[Short problem] Check each line below for the word "Total", and copy those that have it.
-- begin --
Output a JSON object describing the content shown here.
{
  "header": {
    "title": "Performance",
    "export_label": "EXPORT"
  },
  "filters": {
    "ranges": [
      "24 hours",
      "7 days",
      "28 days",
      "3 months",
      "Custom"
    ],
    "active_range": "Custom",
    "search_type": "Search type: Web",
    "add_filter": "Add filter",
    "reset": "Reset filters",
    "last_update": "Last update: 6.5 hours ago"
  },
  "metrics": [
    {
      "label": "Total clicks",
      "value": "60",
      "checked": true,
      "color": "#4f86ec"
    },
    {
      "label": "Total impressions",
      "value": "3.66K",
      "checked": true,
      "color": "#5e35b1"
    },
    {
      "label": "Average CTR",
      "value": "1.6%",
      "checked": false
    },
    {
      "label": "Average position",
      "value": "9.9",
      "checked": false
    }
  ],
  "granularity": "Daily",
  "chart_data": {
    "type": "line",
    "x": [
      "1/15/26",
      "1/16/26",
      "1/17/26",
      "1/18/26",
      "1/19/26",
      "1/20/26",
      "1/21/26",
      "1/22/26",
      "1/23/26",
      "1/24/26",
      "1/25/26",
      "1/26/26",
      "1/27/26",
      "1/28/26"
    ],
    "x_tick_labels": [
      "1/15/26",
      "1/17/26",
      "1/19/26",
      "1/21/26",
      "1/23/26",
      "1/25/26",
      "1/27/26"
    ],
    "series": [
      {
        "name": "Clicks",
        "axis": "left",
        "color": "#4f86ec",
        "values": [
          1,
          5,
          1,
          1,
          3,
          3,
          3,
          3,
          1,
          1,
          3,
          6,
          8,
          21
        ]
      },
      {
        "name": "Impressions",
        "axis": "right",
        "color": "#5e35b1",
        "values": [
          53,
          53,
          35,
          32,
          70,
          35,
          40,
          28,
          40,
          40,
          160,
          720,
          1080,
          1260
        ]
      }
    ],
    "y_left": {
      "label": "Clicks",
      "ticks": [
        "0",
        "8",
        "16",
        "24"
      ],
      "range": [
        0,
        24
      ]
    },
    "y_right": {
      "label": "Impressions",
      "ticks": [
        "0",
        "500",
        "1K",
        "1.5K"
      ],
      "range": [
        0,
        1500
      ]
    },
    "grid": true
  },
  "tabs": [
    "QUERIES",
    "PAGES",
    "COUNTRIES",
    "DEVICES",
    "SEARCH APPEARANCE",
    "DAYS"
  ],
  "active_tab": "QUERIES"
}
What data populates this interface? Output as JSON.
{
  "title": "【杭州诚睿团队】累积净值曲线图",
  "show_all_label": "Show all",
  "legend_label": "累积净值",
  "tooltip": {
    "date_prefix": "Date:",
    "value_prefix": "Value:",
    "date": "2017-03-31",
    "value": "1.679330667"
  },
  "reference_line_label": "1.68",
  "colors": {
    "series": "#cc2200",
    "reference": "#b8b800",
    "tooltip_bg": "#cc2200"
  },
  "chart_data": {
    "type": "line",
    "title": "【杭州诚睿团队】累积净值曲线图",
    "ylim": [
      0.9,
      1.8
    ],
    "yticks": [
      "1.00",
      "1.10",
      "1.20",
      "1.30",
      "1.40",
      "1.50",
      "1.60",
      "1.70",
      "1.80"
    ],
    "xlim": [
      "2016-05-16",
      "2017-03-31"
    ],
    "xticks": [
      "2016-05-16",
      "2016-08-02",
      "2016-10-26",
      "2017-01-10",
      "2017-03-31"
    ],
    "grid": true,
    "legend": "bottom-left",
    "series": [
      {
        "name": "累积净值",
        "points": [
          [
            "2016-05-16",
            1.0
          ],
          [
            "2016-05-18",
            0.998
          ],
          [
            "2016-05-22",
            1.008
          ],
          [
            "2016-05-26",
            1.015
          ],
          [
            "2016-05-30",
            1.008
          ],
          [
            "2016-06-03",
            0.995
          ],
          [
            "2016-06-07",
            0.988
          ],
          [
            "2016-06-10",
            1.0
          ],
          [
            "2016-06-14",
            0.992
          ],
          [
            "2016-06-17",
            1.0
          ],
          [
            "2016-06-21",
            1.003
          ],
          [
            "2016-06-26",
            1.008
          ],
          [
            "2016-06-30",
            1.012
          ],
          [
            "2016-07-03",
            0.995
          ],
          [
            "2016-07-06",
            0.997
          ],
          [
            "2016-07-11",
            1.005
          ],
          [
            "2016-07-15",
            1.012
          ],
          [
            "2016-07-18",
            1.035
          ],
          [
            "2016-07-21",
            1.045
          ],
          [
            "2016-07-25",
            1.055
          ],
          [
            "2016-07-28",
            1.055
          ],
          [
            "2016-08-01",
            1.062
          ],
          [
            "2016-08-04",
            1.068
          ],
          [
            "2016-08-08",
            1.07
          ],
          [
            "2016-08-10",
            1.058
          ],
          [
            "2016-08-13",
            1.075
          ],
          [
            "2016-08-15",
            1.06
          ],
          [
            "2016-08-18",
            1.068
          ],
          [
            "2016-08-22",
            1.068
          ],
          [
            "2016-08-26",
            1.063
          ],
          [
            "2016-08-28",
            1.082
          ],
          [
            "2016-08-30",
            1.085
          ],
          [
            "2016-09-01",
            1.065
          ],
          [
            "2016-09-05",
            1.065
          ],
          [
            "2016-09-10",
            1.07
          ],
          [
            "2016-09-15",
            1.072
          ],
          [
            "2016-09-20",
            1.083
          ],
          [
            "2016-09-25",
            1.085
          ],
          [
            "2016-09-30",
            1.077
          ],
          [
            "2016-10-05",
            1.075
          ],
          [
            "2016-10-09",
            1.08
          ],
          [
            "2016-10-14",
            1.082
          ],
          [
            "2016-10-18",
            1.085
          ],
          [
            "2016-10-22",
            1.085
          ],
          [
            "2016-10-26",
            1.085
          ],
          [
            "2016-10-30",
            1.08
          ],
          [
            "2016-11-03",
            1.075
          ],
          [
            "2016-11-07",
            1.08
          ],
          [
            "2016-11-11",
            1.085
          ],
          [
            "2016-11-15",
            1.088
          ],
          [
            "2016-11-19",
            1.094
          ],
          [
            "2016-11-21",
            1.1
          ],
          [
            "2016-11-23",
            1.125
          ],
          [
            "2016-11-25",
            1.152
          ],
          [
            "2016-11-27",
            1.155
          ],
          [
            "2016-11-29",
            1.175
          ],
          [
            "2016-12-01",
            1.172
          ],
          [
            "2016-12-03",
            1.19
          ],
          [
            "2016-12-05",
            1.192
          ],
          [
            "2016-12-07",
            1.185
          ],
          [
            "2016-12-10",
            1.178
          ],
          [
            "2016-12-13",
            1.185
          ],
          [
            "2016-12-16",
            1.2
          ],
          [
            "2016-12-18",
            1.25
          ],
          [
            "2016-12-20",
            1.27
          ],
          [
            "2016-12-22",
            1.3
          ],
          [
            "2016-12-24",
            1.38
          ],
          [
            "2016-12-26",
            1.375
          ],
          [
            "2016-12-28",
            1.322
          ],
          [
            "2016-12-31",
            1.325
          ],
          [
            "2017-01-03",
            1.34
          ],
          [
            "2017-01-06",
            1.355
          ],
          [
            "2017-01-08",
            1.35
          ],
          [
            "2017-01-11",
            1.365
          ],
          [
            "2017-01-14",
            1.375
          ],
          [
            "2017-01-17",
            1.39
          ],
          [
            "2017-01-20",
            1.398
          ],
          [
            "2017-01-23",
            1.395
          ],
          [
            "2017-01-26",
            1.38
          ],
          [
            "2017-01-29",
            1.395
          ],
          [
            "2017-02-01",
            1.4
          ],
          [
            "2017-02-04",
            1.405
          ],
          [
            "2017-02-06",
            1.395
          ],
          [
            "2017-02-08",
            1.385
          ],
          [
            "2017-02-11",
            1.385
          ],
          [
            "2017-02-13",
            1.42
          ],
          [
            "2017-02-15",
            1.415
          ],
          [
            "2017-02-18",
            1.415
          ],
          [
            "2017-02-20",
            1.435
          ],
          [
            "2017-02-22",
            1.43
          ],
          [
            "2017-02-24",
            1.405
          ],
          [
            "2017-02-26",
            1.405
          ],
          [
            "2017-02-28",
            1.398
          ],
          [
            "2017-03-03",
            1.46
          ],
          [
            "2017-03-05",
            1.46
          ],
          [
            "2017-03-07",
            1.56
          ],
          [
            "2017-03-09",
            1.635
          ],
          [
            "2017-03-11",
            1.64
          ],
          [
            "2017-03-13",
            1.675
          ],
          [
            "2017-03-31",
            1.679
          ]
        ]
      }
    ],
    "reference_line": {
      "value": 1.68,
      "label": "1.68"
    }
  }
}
-- end --
[Output of the exercise]
      "label": "Total clicks",
      "label": "Total impressions",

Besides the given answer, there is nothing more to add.